* Start *

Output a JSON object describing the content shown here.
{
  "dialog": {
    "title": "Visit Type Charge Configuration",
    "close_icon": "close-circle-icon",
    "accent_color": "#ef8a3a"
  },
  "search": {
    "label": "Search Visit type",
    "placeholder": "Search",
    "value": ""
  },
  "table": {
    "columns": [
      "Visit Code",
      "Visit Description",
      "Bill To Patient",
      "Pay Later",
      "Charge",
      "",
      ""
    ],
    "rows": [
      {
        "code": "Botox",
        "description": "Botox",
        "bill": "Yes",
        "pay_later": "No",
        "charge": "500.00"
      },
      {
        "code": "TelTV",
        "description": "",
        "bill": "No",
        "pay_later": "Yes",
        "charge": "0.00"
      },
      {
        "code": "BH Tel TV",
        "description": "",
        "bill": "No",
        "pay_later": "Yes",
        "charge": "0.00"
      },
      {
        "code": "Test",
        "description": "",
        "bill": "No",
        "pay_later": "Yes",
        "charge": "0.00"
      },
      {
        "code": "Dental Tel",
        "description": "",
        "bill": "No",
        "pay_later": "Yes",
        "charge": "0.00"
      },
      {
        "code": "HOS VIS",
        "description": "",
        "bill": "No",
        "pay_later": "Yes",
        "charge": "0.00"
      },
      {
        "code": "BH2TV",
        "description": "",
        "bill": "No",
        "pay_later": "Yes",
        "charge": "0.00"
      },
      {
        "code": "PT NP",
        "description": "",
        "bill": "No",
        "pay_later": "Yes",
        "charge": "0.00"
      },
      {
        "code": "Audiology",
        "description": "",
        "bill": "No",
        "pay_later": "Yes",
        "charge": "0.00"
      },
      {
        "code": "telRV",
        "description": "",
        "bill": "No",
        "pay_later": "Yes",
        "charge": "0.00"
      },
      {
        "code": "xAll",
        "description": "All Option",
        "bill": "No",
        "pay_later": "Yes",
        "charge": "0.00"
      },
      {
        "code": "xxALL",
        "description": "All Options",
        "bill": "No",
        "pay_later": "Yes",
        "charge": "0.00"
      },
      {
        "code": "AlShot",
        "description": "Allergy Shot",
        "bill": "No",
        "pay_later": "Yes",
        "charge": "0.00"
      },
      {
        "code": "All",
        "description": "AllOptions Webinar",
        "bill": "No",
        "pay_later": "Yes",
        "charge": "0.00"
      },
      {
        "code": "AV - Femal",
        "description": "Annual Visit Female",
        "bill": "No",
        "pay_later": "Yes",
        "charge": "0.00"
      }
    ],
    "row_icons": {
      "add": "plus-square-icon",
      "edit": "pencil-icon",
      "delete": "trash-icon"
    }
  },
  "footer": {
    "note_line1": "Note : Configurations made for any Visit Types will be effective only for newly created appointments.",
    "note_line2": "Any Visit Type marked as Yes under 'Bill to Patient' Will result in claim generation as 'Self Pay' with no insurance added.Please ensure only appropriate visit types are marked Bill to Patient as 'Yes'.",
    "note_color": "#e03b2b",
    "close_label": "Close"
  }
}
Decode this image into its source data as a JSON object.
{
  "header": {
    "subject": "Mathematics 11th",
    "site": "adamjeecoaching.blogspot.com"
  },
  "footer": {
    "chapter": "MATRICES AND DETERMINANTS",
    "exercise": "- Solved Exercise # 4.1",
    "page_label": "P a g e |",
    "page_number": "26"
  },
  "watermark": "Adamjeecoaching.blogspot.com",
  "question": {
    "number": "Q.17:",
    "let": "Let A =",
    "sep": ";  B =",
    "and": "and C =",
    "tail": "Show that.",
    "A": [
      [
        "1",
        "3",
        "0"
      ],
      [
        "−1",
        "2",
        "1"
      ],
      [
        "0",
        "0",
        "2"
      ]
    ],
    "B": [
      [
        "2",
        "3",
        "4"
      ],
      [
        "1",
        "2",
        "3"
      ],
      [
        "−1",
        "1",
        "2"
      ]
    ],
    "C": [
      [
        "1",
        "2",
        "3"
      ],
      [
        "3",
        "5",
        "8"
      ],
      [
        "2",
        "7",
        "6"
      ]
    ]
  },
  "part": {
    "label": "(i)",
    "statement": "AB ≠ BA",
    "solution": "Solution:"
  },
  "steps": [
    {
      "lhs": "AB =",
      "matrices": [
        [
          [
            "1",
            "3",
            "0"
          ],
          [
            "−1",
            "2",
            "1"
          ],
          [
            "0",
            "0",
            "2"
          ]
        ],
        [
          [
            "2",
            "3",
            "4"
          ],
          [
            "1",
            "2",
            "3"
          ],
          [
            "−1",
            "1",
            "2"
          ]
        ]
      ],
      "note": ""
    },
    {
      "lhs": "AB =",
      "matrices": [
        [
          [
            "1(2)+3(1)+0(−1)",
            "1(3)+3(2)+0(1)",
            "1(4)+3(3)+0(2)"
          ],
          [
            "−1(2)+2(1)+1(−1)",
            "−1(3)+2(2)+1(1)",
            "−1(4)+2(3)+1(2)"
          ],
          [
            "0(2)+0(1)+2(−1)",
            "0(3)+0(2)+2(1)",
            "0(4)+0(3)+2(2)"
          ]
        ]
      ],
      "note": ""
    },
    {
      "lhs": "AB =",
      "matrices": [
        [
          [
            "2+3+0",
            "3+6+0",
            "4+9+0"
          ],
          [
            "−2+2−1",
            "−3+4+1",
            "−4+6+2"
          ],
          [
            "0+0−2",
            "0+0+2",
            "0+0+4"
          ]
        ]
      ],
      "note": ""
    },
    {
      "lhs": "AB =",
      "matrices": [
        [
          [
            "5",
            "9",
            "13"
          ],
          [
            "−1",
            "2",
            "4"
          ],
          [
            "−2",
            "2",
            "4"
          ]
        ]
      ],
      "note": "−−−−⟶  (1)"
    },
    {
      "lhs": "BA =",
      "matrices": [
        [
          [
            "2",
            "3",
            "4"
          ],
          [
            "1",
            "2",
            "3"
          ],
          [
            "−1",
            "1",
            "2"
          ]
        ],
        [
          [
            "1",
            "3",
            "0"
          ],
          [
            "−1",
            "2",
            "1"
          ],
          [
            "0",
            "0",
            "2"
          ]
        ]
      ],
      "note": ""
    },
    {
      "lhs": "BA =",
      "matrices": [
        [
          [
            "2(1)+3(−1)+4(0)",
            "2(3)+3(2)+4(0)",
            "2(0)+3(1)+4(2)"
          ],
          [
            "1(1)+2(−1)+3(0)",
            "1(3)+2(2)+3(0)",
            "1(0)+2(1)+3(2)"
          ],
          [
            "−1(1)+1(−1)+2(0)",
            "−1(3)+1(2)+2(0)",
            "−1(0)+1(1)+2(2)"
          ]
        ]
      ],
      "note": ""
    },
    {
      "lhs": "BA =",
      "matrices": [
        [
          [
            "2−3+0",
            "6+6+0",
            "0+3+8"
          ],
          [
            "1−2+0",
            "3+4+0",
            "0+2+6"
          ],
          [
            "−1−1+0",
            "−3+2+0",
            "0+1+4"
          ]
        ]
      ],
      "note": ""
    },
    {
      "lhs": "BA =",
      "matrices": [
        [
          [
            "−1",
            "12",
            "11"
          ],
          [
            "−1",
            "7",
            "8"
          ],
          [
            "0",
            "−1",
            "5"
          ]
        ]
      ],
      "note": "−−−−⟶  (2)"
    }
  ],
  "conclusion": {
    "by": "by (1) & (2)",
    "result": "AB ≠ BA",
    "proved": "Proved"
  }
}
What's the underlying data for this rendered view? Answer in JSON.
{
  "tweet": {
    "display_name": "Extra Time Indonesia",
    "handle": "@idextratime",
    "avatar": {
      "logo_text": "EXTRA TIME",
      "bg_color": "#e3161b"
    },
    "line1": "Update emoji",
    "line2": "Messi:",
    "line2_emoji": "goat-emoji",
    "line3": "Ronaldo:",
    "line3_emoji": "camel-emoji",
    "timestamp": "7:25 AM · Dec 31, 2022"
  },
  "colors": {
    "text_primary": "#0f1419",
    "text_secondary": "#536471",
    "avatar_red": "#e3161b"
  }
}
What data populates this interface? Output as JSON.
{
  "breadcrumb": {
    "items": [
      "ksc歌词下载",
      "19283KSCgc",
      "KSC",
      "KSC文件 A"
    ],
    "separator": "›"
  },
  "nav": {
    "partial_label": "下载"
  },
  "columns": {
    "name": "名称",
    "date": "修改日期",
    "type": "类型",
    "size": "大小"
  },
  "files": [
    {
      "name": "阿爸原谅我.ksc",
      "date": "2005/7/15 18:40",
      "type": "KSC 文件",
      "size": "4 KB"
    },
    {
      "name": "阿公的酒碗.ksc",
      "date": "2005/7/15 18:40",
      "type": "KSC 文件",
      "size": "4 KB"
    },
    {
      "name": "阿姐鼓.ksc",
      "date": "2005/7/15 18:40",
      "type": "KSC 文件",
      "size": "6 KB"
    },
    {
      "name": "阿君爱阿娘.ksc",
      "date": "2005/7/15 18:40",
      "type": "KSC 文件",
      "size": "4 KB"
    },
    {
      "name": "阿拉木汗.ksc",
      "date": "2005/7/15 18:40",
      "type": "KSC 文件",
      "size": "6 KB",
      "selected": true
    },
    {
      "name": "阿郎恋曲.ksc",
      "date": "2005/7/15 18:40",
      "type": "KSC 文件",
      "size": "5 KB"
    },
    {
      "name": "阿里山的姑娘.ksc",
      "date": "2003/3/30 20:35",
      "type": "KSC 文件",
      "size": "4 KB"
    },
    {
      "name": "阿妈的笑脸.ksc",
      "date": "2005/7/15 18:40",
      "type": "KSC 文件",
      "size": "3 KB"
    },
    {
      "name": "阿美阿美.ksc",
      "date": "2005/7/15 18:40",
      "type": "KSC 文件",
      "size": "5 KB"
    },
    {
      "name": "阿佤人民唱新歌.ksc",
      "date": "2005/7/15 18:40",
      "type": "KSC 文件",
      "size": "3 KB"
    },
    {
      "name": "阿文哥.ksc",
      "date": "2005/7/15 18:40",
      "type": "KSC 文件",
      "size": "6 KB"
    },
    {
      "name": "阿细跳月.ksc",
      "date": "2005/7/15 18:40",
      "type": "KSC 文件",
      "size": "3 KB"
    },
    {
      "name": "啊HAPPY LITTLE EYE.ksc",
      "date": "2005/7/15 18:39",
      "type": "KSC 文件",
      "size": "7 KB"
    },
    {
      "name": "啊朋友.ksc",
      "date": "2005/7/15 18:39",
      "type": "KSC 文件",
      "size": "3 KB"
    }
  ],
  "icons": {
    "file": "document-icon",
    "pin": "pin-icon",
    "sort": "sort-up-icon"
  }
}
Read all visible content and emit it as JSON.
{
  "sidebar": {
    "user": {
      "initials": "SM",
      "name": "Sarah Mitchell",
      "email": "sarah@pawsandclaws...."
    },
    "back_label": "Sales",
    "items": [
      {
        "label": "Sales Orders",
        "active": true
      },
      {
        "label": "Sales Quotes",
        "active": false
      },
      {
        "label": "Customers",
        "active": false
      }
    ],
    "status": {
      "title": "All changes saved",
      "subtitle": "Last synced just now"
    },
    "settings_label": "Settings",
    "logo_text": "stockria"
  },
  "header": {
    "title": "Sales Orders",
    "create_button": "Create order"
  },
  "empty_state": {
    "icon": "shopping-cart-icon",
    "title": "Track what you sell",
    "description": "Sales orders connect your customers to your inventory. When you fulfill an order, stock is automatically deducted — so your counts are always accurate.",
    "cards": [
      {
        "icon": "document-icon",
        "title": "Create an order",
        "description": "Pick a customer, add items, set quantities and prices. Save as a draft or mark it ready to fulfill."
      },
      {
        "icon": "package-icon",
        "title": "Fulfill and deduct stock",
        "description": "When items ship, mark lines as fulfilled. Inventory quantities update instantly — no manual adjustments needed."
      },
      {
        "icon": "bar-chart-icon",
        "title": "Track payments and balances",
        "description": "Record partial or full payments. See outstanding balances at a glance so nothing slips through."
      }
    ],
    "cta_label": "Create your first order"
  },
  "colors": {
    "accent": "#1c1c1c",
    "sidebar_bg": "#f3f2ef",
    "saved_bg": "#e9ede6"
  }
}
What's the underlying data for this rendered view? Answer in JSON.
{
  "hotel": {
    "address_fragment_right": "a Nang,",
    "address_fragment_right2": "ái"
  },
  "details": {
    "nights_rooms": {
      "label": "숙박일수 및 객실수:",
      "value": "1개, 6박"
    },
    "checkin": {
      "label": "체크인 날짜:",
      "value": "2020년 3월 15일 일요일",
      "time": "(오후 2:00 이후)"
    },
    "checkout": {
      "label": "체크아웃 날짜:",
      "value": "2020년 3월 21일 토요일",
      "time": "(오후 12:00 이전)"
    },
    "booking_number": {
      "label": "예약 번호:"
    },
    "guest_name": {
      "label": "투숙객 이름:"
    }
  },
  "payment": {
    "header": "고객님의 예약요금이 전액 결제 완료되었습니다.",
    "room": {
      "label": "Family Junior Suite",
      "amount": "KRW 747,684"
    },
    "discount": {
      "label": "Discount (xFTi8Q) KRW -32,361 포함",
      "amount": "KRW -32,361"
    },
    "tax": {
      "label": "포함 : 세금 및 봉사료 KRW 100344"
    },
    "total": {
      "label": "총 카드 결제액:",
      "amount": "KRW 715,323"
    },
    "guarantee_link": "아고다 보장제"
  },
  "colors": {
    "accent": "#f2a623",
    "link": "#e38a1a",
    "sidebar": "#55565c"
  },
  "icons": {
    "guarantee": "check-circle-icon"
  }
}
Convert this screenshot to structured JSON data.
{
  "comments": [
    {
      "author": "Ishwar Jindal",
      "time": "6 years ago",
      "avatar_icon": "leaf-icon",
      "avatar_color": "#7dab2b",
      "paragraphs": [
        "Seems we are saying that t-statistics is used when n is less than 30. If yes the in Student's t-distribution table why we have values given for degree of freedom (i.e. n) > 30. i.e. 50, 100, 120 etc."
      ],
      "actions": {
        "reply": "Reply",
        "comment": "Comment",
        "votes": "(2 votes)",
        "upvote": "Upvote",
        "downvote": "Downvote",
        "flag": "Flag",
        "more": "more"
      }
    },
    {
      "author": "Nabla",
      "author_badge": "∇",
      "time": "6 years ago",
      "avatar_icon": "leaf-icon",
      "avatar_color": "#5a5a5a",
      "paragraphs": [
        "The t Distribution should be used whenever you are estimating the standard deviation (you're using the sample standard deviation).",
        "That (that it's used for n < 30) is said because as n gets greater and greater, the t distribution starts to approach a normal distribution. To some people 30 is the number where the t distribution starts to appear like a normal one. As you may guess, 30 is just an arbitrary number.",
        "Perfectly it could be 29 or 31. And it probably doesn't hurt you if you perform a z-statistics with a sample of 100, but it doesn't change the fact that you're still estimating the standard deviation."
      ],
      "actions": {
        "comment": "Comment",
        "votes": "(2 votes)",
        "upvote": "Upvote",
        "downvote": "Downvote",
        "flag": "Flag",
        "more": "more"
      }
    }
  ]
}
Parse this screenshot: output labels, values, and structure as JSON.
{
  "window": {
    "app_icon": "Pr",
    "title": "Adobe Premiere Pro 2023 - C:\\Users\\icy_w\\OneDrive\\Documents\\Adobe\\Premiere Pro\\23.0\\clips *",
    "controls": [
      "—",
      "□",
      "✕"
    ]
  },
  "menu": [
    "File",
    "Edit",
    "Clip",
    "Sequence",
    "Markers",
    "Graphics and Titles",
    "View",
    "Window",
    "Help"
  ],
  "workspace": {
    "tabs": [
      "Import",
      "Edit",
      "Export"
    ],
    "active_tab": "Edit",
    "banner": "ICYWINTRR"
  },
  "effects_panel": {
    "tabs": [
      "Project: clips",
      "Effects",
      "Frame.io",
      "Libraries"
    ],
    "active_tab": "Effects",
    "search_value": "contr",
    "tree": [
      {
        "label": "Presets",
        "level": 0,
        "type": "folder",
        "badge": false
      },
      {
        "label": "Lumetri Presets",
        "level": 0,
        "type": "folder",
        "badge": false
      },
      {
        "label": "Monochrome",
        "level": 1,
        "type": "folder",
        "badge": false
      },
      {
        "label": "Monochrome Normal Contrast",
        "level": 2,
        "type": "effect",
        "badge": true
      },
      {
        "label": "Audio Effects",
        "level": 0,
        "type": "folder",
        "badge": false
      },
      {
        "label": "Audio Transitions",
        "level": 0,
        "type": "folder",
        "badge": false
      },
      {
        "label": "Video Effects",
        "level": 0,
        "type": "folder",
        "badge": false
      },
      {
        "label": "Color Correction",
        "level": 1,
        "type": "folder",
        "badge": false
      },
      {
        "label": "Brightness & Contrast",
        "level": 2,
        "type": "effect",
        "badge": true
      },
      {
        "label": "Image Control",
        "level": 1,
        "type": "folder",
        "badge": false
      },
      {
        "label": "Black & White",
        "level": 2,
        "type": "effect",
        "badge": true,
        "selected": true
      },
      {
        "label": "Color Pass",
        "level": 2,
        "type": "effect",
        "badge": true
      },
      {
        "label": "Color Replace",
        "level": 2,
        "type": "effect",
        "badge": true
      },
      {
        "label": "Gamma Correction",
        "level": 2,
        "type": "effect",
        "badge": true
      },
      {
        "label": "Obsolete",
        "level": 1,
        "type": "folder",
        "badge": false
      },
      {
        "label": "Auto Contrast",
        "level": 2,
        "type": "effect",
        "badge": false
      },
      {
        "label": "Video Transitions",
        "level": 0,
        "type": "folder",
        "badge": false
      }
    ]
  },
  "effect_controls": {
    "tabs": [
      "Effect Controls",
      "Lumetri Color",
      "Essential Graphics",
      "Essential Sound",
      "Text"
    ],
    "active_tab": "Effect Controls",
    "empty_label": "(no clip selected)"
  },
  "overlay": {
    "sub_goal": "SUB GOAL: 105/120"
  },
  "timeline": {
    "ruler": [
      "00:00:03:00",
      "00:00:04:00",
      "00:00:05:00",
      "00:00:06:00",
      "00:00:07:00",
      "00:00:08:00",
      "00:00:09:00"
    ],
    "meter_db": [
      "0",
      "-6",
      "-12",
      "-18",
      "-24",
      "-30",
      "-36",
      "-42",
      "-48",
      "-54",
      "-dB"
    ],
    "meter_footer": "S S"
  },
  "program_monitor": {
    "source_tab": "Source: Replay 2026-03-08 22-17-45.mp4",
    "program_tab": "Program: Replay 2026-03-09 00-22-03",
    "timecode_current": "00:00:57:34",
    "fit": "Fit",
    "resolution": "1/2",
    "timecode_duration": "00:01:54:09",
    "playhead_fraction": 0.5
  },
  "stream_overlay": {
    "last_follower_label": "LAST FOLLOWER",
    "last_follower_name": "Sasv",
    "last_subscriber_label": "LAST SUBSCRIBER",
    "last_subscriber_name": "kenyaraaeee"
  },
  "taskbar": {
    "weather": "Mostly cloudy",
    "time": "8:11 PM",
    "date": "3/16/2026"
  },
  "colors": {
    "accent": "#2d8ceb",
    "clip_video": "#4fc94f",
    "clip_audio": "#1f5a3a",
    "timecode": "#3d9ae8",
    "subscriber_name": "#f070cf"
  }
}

* End *

→ **Exercise description**
Check each line of the records for "emoji" and copy the ones that contain it.

→ **Result of the task**
    "line1": "Update emoji",
    "line2_emoji": "goat-emoji",
    "line3_emoji": "camel-emoji",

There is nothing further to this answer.